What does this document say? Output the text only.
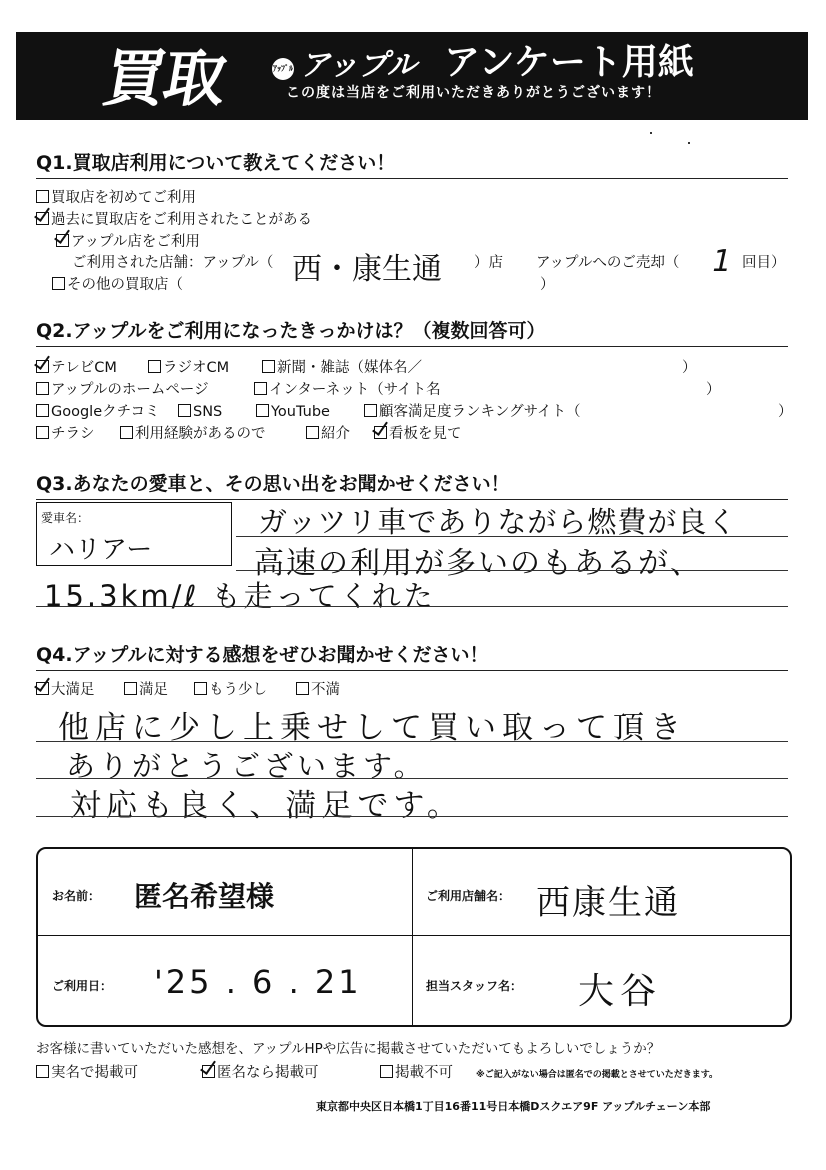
買取	ｱｯﾌﾟﾙ アップル アンケート用紙
この度は当店をご利用いただきありがとうございます！
Q1.買取店利用について教えてください！
買取店を初めてご利用
過去に買取店をご利用されたことがある
アップル店をご利用
ご利用された店舗：アップル（ 西・康生通 ）店 アップルへのご売却（ 1 回目）
その他の買取店（	）
Q2.アップルをご利用になったきっかけは？（複数回答可）
テレビCM	ラジオCM	新聞・雑誌（媒体名／	）
アップルのホームページ	インターネット（サイト名	）
Googleクチコミ	SNS	YouTube	顧客満足度ランキングサイト（	）
チラシ	利用経験があるので	紹介	看板を見て
Q3.あなたの愛車と、その思い出をお聞かせください！
愛車名：
ハリアー
ガッツリ車でありながら燃費が良く
高速の利用が多いのもあるが、
15.3km/ℓ も走ってくれた
Q4.アップルに対する感想をぜひお聞かせください！
大満足	満足	もう少し	不満
他店に少し上乗せして買い取って頂き
ありがとうございます。
対応も良く、満足です。
お名前： 匿名希望様	ご利用店舗名： 西康生通
ご利用日： '25 . 6 . 21	担当スタッフ名： 大谷
お客様に書いていただいた感想を、アップルHPや広告に掲載させていただいてもよろしいでしょうか？
実名で掲載可	匿名なら掲載可	掲載不可	※ご記入がない場合は匿名での掲載とさせていただきます。
東京都中央区日本橋1丁目16番11号日本橋Dスクエア9F アップルチェーン本部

#### YOUR GOAL
Your copy should repeat each entry above exactly but contain no pictures.

#### TASK RESPONSE
What does this document say? Output the text only.
買取	ｱｯﾌﾟﾙ アップル アンケート用紙
この度は当店をご利用いただきありがとうございます！
Q1.買取店利用について教えてください！
買取店を初めてご利用
過去に買取店をご利用されたことがある
アップル店をご利用
ご利用された店舗：アップル（ 西・康生通 ）店 アップルへのご売却（ 1 回目）
その他の買取店（	）
Q2.アップルをご利用になったきっかけは？（複数回答可）
テレビCM	ラジオCM	新聞・雑誌（媒体名／	）
アップルのホームページ	インターネット（サイト名	）
Googleクチコミ	SNS	YouTube	顧客満足度ランキングサイト（	）
チラシ	利用経験があるので	紹介	看板を見て
Q3.あなたの愛車と、その思い出をお聞かせください！
愛車名：
ハリアー
ガッツリ車でありながら燃費が良く
高速の利用が多いのもあるが、
15.3km/ℓ も走ってくれた
Q4.アップルに対する感想をぜひお聞かせください！
大満足	満足	もう少し	不満
他店に少し上乗せして買い取って頂き
ありがとうございます。
対応も良く、満足です。
お名前： 匿名希望様	ご利用店舗名： 西康生通
ご利用日： '25 . 6 . 21	担当スタッフ名： 大谷
お客様に書いていただいた感想を、アップルHPや広告に掲載させていただいてもよろしいでしょうか？
実名で掲載可	匿名なら掲載可	掲載不可	※ご記入がない場合は匿名での掲載とさせていただきます。
東京都中央区日本橋1丁目16番11号日本橋Dスクエア9F アップルチェーン本部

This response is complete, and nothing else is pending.